Exercise: Return every line below as is, leaving out the pictures.

— START Supplied information —

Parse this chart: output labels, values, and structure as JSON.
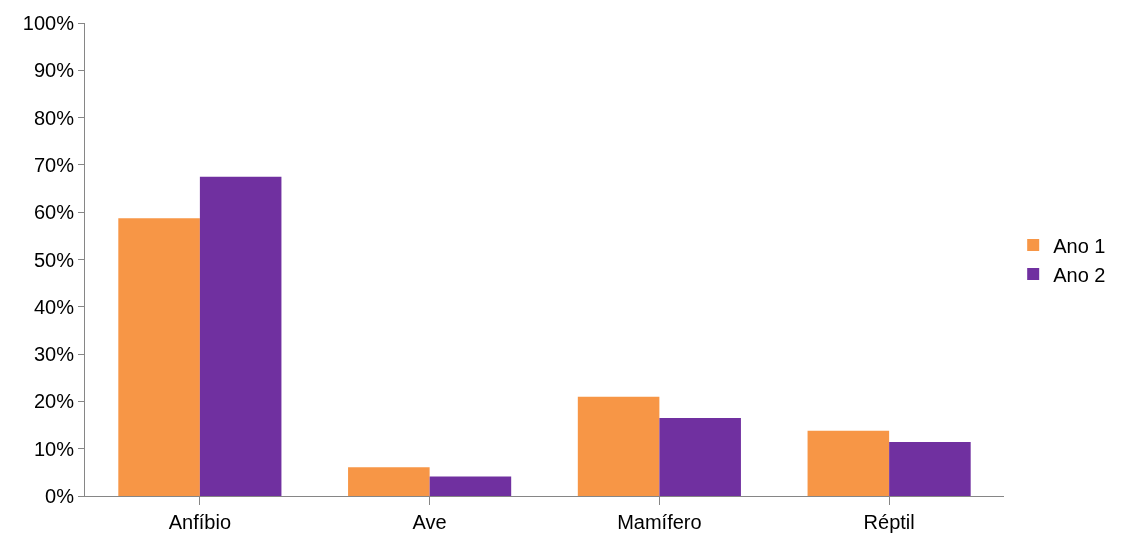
{
  "chart_data": {
    "type": "bar",
    "categories": [
      "Anfíbio",
      "Ave",
      "Mamífero",
      "Réptil"
    ],
    "series": [
      {
        "name": "Ano 1",
        "color": "#f79646",
        "values": [
          58.7,
          6.1,
          21.0,
          13.8
        ]
      },
      {
        "name": "Ano 2",
        "color": "#7030a0",
        "values": [
          67.5,
          4.1,
          16.5,
          11.4
        ]
      }
    ],
    "ylim": [
      0,
      100
    ],
    "yticks": [
      {
        "value": 0,
        "label": "0%"
      },
      {
        "value": 10,
        "label": "10%"
      },
      {
        "value": 20,
        "label": "20%"
      },
      {
        "value": 30,
        "label": "30%"
      },
      {
        "value": 40,
        "label": "40%"
      },
      {
        "value": 50,
        "label": "50%"
      },
      {
        "value": 60,
        "label": "60%"
      },
      {
        "value": 70,
        "label": "70%"
      },
      {
        "value": 80,
        "label": "80%"
      },
      {
        "value": 90,
        "label": "90%"
      },
      {
        "value": 100,
        "label": "100%"
      }
    ],
    "grid": false,
    "legend": "right"
  }
}
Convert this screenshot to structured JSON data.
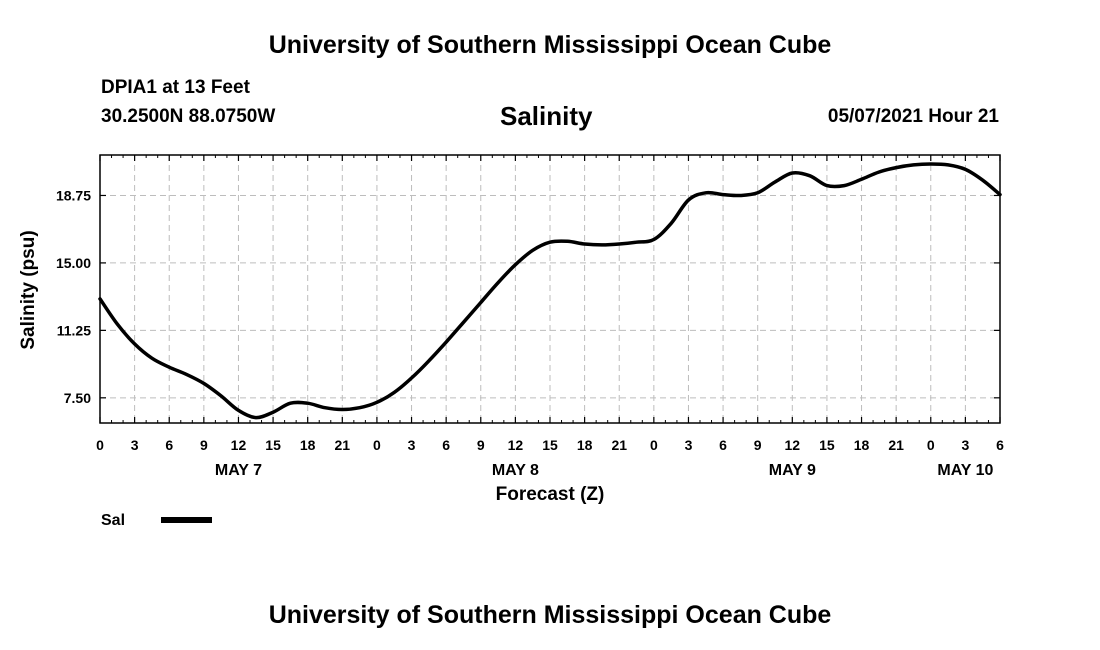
{
  "header": {
    "title": "University of Southern Mississippi Ocean Cube",
    "station": "DPIA1 at 13 Feet",
    "coords": "30.2500N  88.0750W",
    "chart_title": "Salinity",
    "timestamp": "05/07/2021 Hour 21"
  },
  "footer": {
    "title": "University of Southern Mississippi Ocean Cube"
  },
  "chart_data": {
    "type": "line",
    "title": "Salinity",
    "xlabel": "Forecast (Z)",
    "ylabel": "Salinity (psu)",
    "x_unit": "forecast hour from 0Z May 7",
    "xlim": [
      0,
      78
    ],
    "ylim": [
      6.1,
      21.0
    ],
    "yticks": [
      7.5,
      11.25,
      15.0,
      18.75
    ],
    "ytick_labels": [
      "7.50",
      "11.25",
      "15.00",
      "18.75"
    ],
    "xticks": [
      0,
      3,
      6,
      9,
      12,
      15,
      18,
      21,
      24,
      27,
      30,
      33,
      36,
      39,
      42,
      45,
      48,
      51,
      54,
      57,
      60,
      63,
      66,
      69,
      72,
      75,
      78
    ],
    "xtick_labels": [
      "0",
      "3",
      "6",
      "9",
      "12",
      "15",
      "18",
      "21",
      "0",
      "3",
      "6",
      "9",
      "12",
      "15",
      "18",
      "21",
      "0",
      "3",
      "6",
      "9",
      "12",
      "15",
      "18",
      "21",
      "0",
      "3",
      "6"
    ],
    "date_labels": [
      {
        "x": 12,
        "label": "MAY 7"
      },
      {
        "x": 36,
        "label": "MAY 8"
      },
      {
        "x": 60,
        "label": "MAY 9"
      },
      {
        "x": 75,
        "label": "MAY 10"
      }
    ],
    "grid": true,
    "legend_position": "bottom-left",
    "series": [
      {
        "name": "Sal",
        "color": "#000000",
        "x": [
          0,
          1.5,
          3,
          4.5,
          6,
          7.5,
          9,
          10.5,
          12,
          13.5,
          15,
          16.5,
          18,
          19.5,
          21,
          22.5,
          24,
          25.5,
          27,
          28.5,
          30,
          31.5,
          33,
          34.5,
          36,
          37.5,
          39,
          40.5,
          42,
          43.5,
          45,
          46.5,
          48,
          49.5,
          51,
          52.5,
          54,
          55.5,
          57,
          58.5,
          60,
          61.5,
          63,
          64.5,
          66,
          67.5,
          69,
          70.5,
          72,
          73.5,
          75,
          76.5,
          78
        ],
        "values": [
          13.0,
          11.6,
          10.5,
          9.7,
          9.2,
          8.8,
          8.3,
          7.6,
          6.8,
          6.4,
          6.7,
          7.2,
          7.2,
          6.95,
          6.85,
          6.95,
          7.25,
          7.8,
          8.6,
          9.55,
          10.6,
          11.7,
          12.8,
          13.9,
          14.9,
          15.7,
          16.15,
          16.2,
          16.05,
          16.0,
          16.05,
          16.15,
          16.3,
          17.2,
          18.5,
          18.9,
          18.8,
          18.75,
          18.9,
          19.5,
          20.0,
          19.85,
          19.3,
          19.3,
          19.65,
          20.05,
          20.3,
          20.45,
          20.5,
          20.45,
          20.2,
          19.6,
          18.8
        ]
      }
    ]
  }
}
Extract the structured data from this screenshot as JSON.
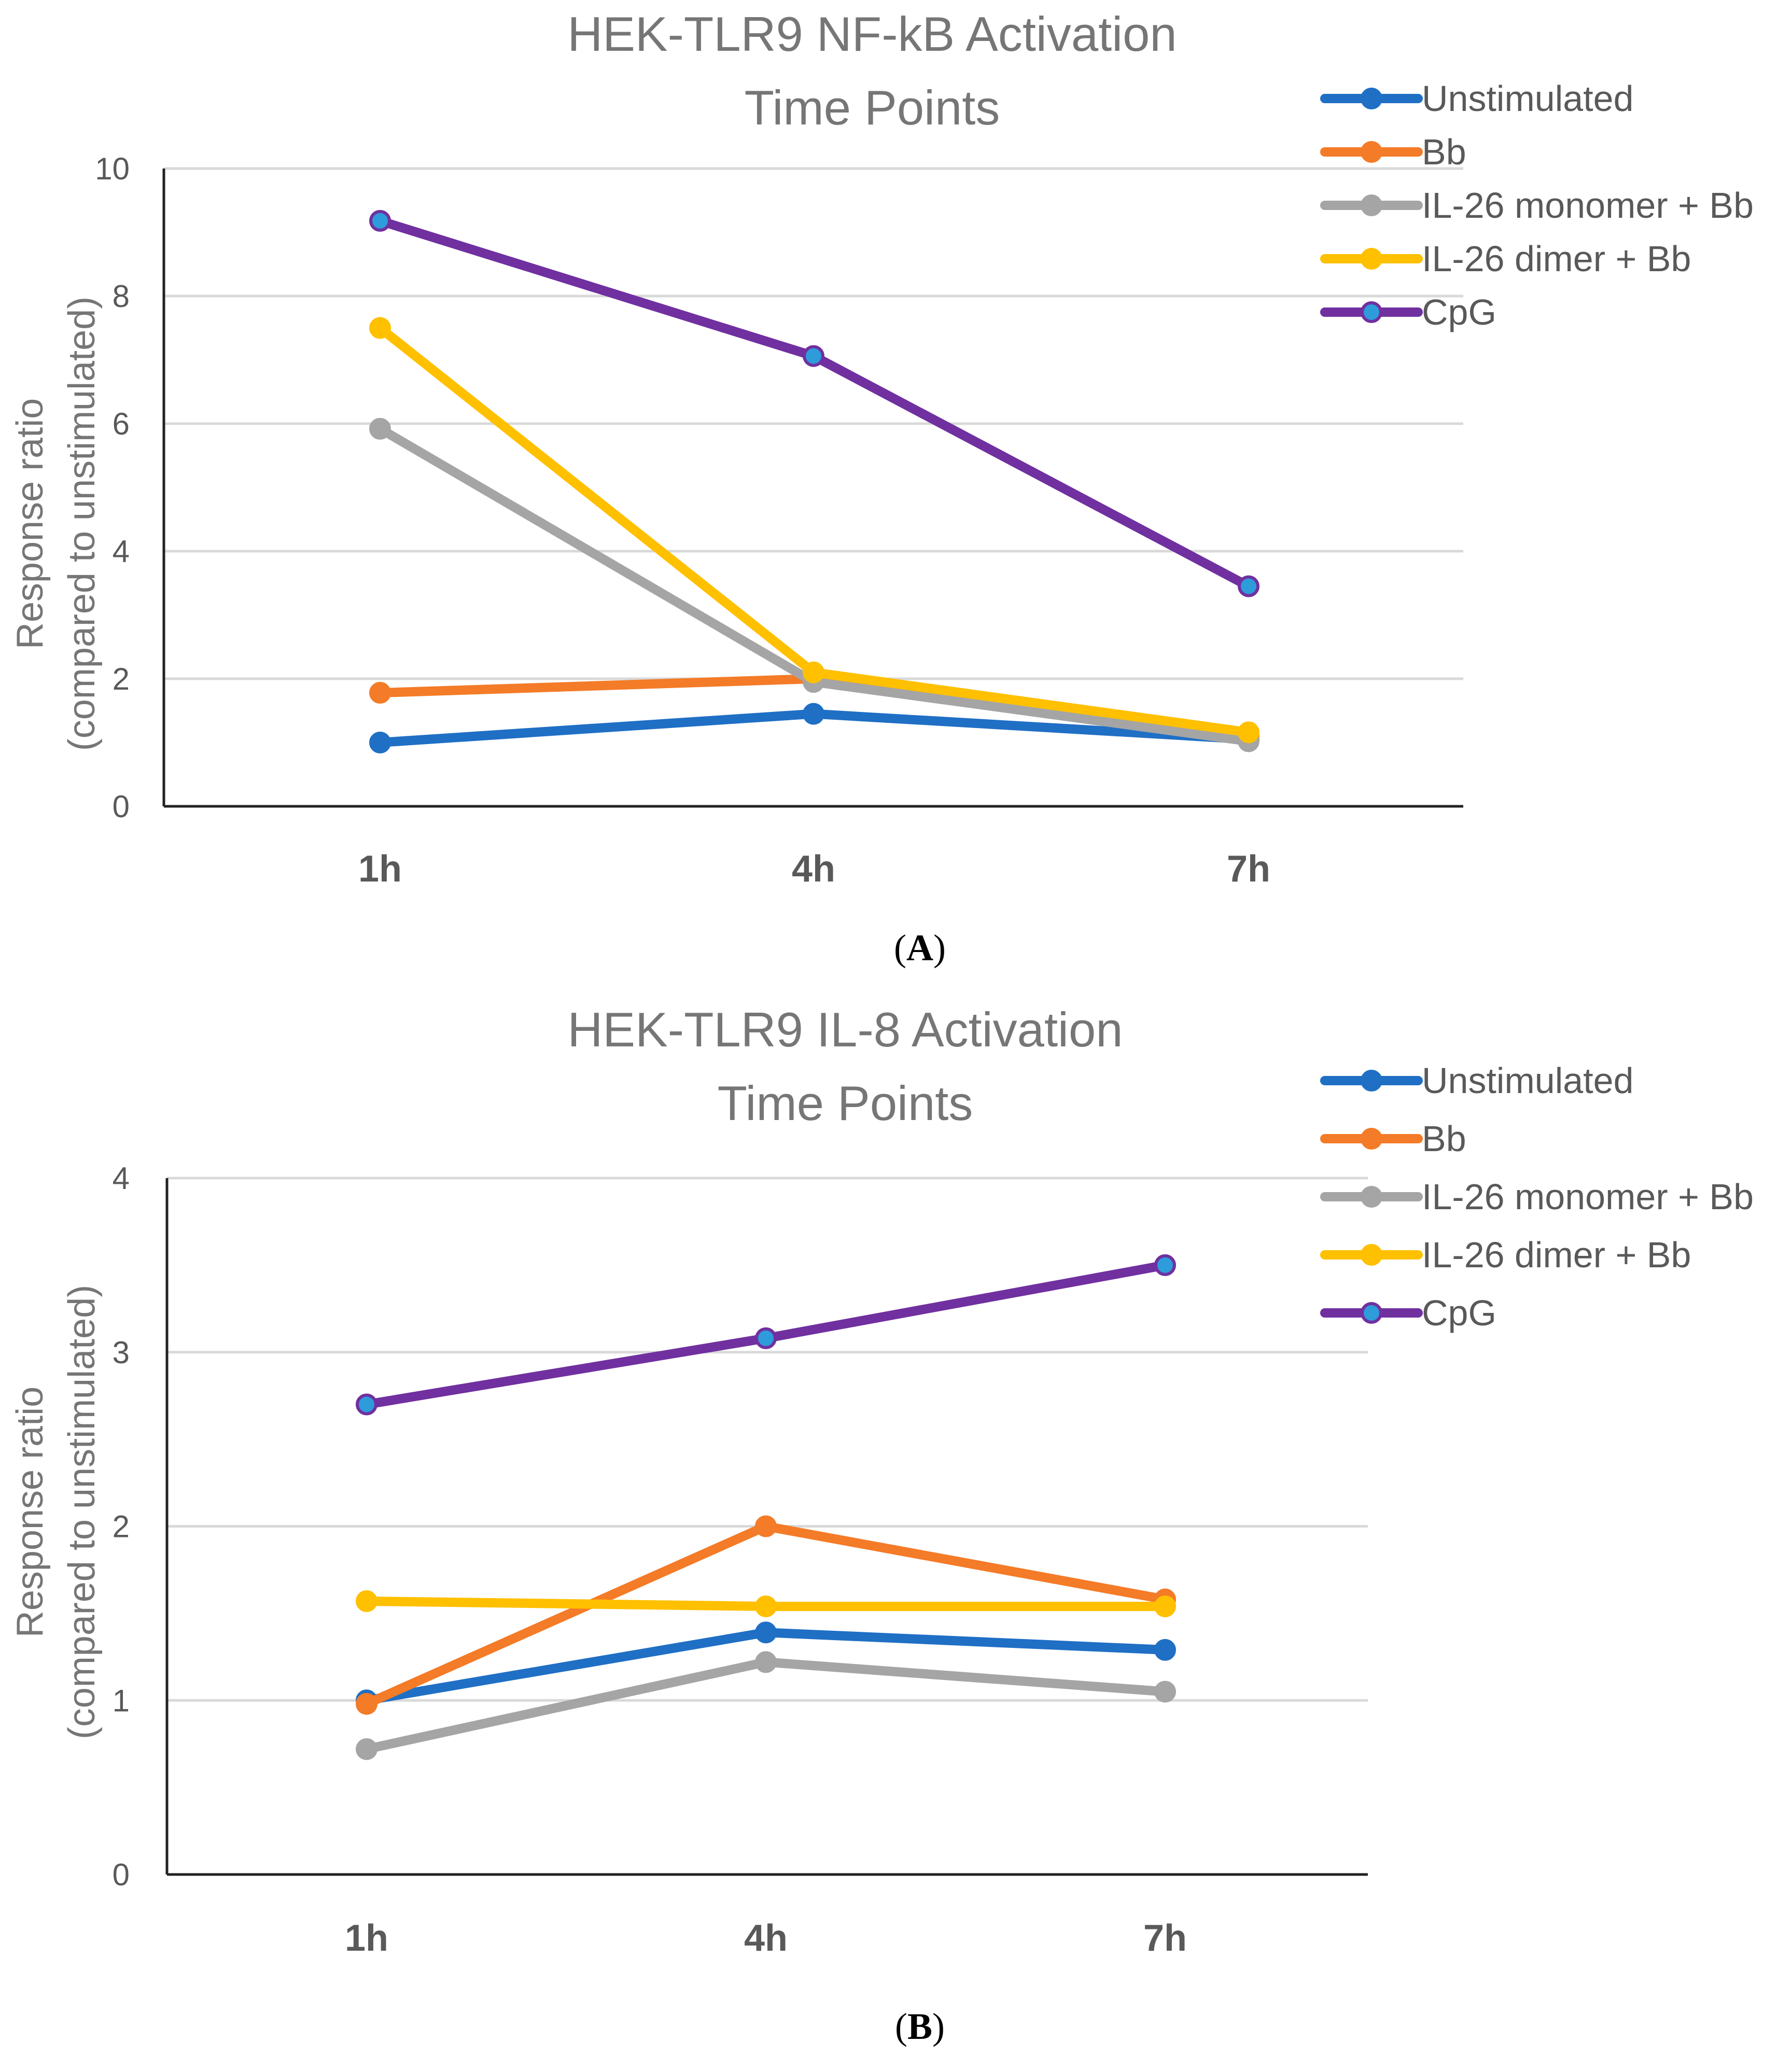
{
  "chart_data": [
    {
      "type": "line",
      "title_lines": [
        "HEK-TLR9 NF-kB Activation",
        "Time Points"
      ],
      "ylabel_lines": [
        "Response ratio",
        "(compared to unstimulated)"
      ],
      "xlabel": "",
      "categories": [
        "1h",
        "4h",
        "7h"
      ],
      "ylim": [
        0,
        10
      ],
      "yticks": [
        0,
        2,
        4,
        6,
        8,
        10
      ],
      "grid": true,
      "legend_position": "top-right",
      "panel_label": {
        "open": "(",
        "letter": "A",
        "close": ")"
      },
      "series": [
        {
          "name": "Unstimulated",
          "color": "#1F6FC5",
          "marker_fill": "#1F6FC5",
          "values": [
            1.0,
            1.45,
            1.05
          ]
        },
        {
          "name": "Bb",
          "color": "#F47B27",
          "marker_fill": "#F47B27",
          "values": [
            1.78,
            2.0,
            1.1
          ]
        },
        {
          "name": "IL-26 monomer + Bb",
          "color": "#A5A5A5",
          "marker_fill": "#A5A5A5",
          "values": [
            5.92,
            1.95,
            1.02
          ]
        },
        {
          "name": "IL-26 dimer + Bb",
          "color": "#FFC000",
          "marker_fill": "#FFC000",
          "values": [
            7.5,
            2.1,
            1.16
          ]
        },
        {
          "name": "CpG",
          "color": "#7030A0",
          "marker_fill": "#2E9BDA",
          "values": [
            9.18,
            7.06,
            3.45
          ]
        }
      ]
    },
    {
      "type": "line",
      "title_lines": [
        "HEK-TLR9 IL-8 Activation",
        "Time Points"
      ],
      "ylabel_lines": [
        "Response ratio",
        "(compared to unstimulated)"
      ],
      "xlabel": "",
      "categories": [
        "1h",
        "4h",
        "7h"
      ],
      "ylim": [
        0,
        4
      ],
      "yticks": [
        0,
        1,
        2,
        3,
        4
      ],
      "grid": true,
      "legend_position": "top-right",
      "panel_label": {
        "open": "(",
        "letter": "B",
        "close": ")"
      },
      "series": [
        {
          "name": "Unstimulated",
          "color": "#1F6FC5",
          "marker_fill": "#1F6FC5",
          "values": [
            1.0,
            1.39,
            1.29
          ]
        },
        {
          "name": "Bb",
          "color": "#F47B27",
          "marker_fill": "#F47B27",
          "values": [
            0.98,
            2.0,
            1.58
          ]
        },
        {
          "name": "IL-26 monomer + Bb",
          "color": "#A5A5A5",
          "marker_fill": "#A5A5A5",
          "values": [
            0.72,
            1.22,
            1.05
          ]
        },
        {
          "name": "IL-26 dimer + Bb",
          "color": "#FFC000",
          "marker_fill": "#FFC000",
          "values": [
            1.57,
            1.54,
            1.54
          ]
        },
        {
          "name": "CpG",
          "color": "#7030A0",
          "marker_fill": "#2E9BDA",
          "values": [
            2.7,
            3.08,
            3.5
          ]
        }
      ]
    }
  ]
}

— END Supplied information —

Solution to the exercise:
Parse this chart: output labels, values, and structure as JSON.
{
  "chart_data": {
    "type": "bar",
    "categories": [
      "Anfíbio",
      "Ave",
      "Mamífero",
      "Réptil"
    ],
    "series": [
      {
        "name": "Ano 1",
        "color": "#f79646",
        "values": [
          58.7,
          6.1,
          21.0,
          13.8
        ]
      },
      {
        "name": "Ano 2",
        "color": "#7030a0",
        "values": [
          67.5,
          4.1,
          16.5,
          11.4
        ]
      }
    ],
    "ylim": [
      0,
      100
    ],
    "yticks": [
      {
        "value": 0,
        "label": "0%"
      },
      {
        "value": 10,
        "label": "10%"
      },
      {
        "value": 20,
        "label": "20%"
      },
      {
        "value": 30,
        "label": "30%"
      },
      {
        "value": 40,
        "label": "40%"
      },
      {
        "value": 50,
        "label": "50%"
      },
      {
        "value": 60,
        "label": "60%"
      },
      {
        "value": 70,
        "label": "70%"
      },
      {
        "value": 80,
        "label": "80%"
      },
      {
        "value": 90,
        "label": "90%"
      },
      {
        "value": 100,
        "label": "100%"
      }
    ],
    "grid": false,
    "legend": "right"
  }
}
Convert this screenshot to structured JSON data.
{
  "header": {
    "title": "University of Southern Mississippi Ocean Cube",
    "station": "DPIA1 at 13 Feet",
    "coords": "30.2500N  88.0750W",
    "chart_title": "Salinity",
    "timestamp": "05/07/2021 Hour 21"
  },
  "footer": {
    "title": "University of Southern Mississippi Ocean Cube"
  },
  "chart_data": {
    "type": "line",
    "title": "Salinity",
    "xlabel": "Forecast (Z)",
    "ylabel": "Salinity (psu)",
    "x_unit": "forecast hour from 0Z May 7",
    "xlim": [
      0,
      78
    ],
    "ylim": [
      6.1,
      21.0
    ],
    "yticks": [
      7.5,
      11.25,
      15.0,
      18.75
    ],
    "ytick_labels": [
      "7.50",
      "11.25",
      "15.00",
      "18.75"
    ],
    "xticks": [
      0,
      3,
      6,
      9,
      12,
      15,
      18,
      21,
      24,
      27,
      30,
      33,
      36,
      39,
      42,
      45,
      48,
      51,
      54,
      57,
      60,
      63,
      66,
      69,
      72,
      75,
      78
    ],
    "xtick_labels": [
      "0",
      "3",
      "6",
      "9",
      "12",
      "15",
      "18",
      "21",
      "0",
      "3",
      "6",
      "9",
      "12",
      "15",
      "18",
      "21",
      "0",
      "3",
      "6",
      "9",
      "12",
      "15",
      "18",
      "21",
      "0",
      "3",
      "6"
    ],
    "date_labels": [
      {
        "x": 12,
        "label": "MAY 7"
      },
      {
        "x": 36,
        "label": "MAY 8"
      },
      {
        "x": 60,
        "label": "MAY 9"
      },
      {
        "x": 75,
        "label": "MAY 10"
      }
    ],
    "grid": true,
    "legend_position": "bottom-left",
    "series": [
      {
        "name": "Sal",
        "color": "#000000",
        "x": [
          0,
          1.5,
          3,
          4.5,
          6,
          7.5,
          9,
          10.5,
          12,
          13.5,
          15,
          16.5,
          18,
          19.5,
          21,
          22.5,
          24,
          25.5,
          27,
          28.5,
          30,
          31.5,
          33,
          34.5,
          36,
          37.5,
          39,
          40.5,
          42,
          43.5,
          45,
          46.5,
          48,
          49.5,
          51,
          52.5,
          54,
          55.5,
          57,
          58.5,
          60,
          61.5,
          63,
          64.5,
          66,
          67.5,
          69,
          70.5,
          72,
          73.5,
          75,
          76.5,
          78
        ],
        "values": [
          13.0,
          11.6,
          10.5,
          9.7,
          9.2,
          8.8,
          8.3,
          7.6,
          6.8,
          6.4,
          6.7,
          7.2,
          7.2,
          6.95,
          6.85,
          6.95,
          7.25,
          7.8,
          8.6,
          9.55,
          10.6,
          11.7,
          12.8,
          13.9,
          14.9,
          15.7,
          16.15,
          16.2,
          16.05,
          16.0,
          16.05,
          16.15,
          16.3,
          17.2,
          18.5,
          18.9,
          18.8,
          18.75,
          18.9,
          19.5,
          20.0,
          19.85,
          19.3,
          19.3,
          19.65,
          20.05,
          20.3,
          20.45,
          20.5,
          20.45,
          20.2,
          19.6,
          18.8
        ]
      }
    ]
  }
}
Extract the structured data from this screenshot as JSON.
{
  "chart_data": [
    {
      "type": "line",
      "title_lines": [
        "HEK-TLR9 NF-kB Activation",
        "Time Points"
      ],
      "ylabel_lines": [
        "Response ratio",
        "(compared to unstimulated)"
      ],
      "xlabel": "",
      "categories": [
        "1h",
        "4h",
        "7h"
      ],
      "ylim": [
        0,
        10
      ],
      "yticks": [
        0,
        2,
        4,
        6,
        8,
        10
      ],
      "grid": true,
      "legend_position": "top-right",
      "panel_label": {
        "open": "(",
        "letter": "A",
        "close": ")"
      },
      "series": [
        {
          "name": "Unstimulated",
          "color": "#1F6FC5",
          "marker_fill": "#1F6FC5",
          "values": [
            1.0,
            1.45,
            1.05
          ]
        },
        {
          "name": "Bb",
          "color": "#F47B27",
          "marker_fill": "#F47B27",
          "values": [
            1.78,
            2.0,
            1.1
          ]
        },
        {
          "name": "IL-26 monomer + Bb",
          "color": "#A5A5A5",
          "marker_fill": "#A5A5A5",
          "values": [
            5.92,
            1.95,
            1.02
          ]
        },
        {
          "name": "IL-26 dimer + Bb",
          "color": "#FFC000",
          "marker_fill": "#FFC000",
          "values": [
            7.5,
            2.1,
            1.16
          ]
        },
        {
          "name": "CpG",
          "color": "#7030A0",
          "marker_fill": "#2E9BDA",
          "values": [
            9.18,
            7.06,
            3.45
          ]
        }
      ]
    },
    {
      "type": "line",
      "title_lines": [
        "HEK-TLR9 IL-8 Activation",
        "Time Points"
      ],
      "ylabel_lines": [
        "Response ratio",
        "(compared to unstimulated)"
      ],
      "xlabel": "",
      "categories": [
        "1h",
        "4h",
        "7h"
      ],
      "ylim": [
        0,
        4
      ],
      "yticks": [
        0,
        1,
        2,
        3,
        4
      ],
      "grid": true,
      "legend_position": "top-right",
      "panel_label": {
        "open": "(",
        "letter": "B",
        "close": ")"
      },
      "series": [
        {
          "name": "Unstimulated",
          "color": "#1F6FC5",
          "marker_fill": "#1F6FC5",
          "values": [
            1.0,
            1.39,
            1.29
          ]
        },
        {
          "name": "Bb",
          "color": "#F47B27",
          "marker_fill": "#F47B27",
          "values": [
            0.98,
            2.0,
            1.58
          ]
        },
        {
          "name": "IL-26 monomer + Bb",
          "color": "#A5A5A5",
          "marker_fill": "#A5A5A5",
          "values": [
            0.72,
            1.22,
            1.05
          ]
        },
        {
          "name": "IL-26 dimer + Bb",
          "color": "#FFC000",
          "marker_fill": "#FFC000",
          "values": [
            1.57,
            1.54,
            1.54
          ]
        },
        {
          "name": "CpG",
          "color": "#7030A0",
          "marker_fill": "#2E9BDA",
          "values": [
            2.7,
            3.08,
            3.5
          ]
        }
      ]
    }
  ]
}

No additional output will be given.